[Challenge]:
Search the material below for the word "Wireframes". Copy every line that has it.

[Records excerpted from a collection]
------------------------------------------------------------------------

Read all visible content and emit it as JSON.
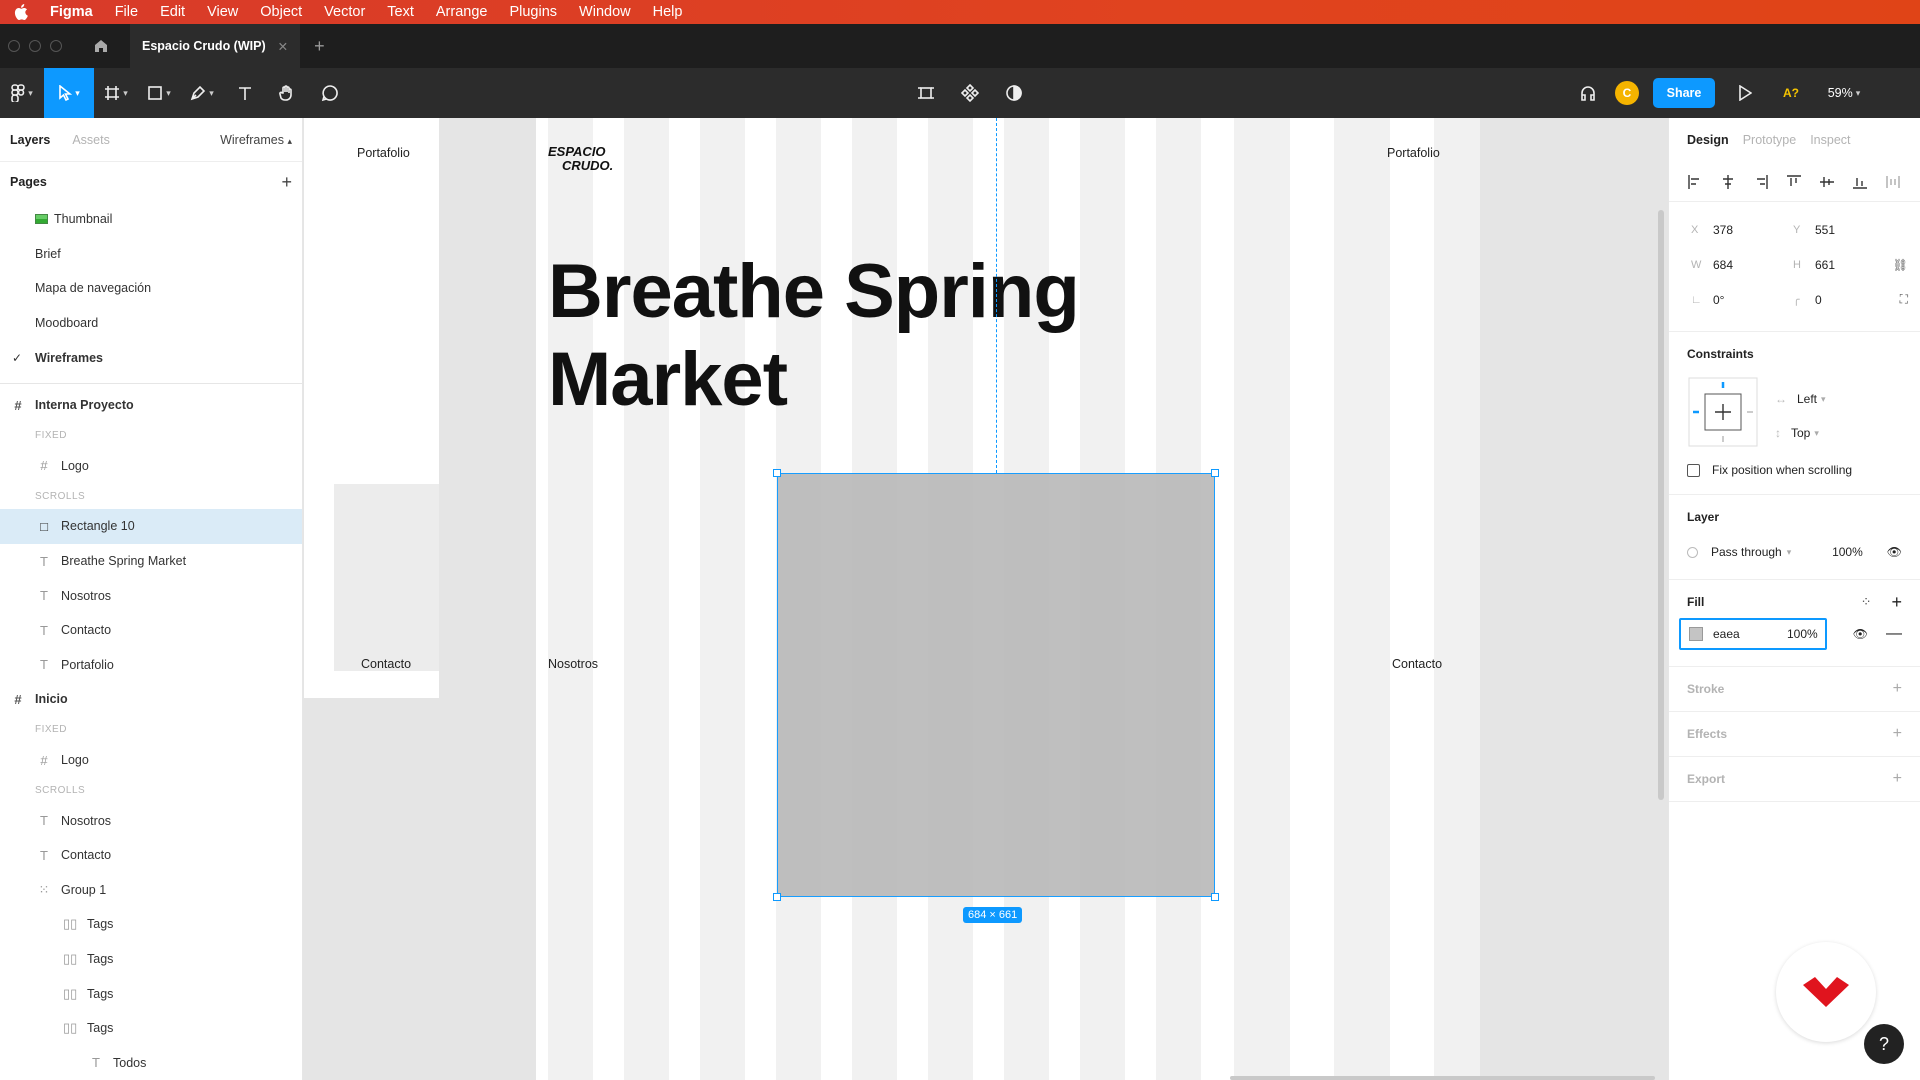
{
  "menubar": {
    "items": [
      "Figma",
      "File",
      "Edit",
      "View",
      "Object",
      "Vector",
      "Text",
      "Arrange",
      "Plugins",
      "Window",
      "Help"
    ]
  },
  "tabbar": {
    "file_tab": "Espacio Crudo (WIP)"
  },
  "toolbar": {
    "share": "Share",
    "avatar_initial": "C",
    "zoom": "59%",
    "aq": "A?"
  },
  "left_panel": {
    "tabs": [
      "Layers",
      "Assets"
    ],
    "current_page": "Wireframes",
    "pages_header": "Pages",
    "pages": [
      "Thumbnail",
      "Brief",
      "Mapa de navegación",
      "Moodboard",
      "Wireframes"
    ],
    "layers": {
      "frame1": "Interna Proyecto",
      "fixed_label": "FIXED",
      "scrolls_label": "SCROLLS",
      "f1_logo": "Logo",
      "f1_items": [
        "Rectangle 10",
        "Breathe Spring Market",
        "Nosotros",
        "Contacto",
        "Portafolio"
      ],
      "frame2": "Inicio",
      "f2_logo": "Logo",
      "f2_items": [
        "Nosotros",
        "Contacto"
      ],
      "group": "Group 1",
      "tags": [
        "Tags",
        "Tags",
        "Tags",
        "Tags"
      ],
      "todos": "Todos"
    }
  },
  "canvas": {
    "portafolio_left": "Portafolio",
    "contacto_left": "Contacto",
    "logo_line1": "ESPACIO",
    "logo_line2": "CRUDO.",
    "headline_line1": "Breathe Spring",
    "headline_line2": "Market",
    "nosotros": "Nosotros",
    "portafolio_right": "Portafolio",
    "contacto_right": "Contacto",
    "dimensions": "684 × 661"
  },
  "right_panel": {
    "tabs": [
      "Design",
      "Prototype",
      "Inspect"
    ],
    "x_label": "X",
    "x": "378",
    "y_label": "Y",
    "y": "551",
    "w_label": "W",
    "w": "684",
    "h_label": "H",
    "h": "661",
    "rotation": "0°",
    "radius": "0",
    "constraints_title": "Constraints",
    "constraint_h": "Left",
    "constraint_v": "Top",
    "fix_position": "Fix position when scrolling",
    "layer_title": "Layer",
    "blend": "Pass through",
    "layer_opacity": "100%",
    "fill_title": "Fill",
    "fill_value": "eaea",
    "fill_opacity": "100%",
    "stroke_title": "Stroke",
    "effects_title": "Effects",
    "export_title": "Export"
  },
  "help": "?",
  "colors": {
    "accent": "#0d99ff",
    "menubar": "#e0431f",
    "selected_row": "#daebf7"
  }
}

------------------------------------------------------------------------

[Result below]:
    "current_page": "Wireframes",
      "Wireframes"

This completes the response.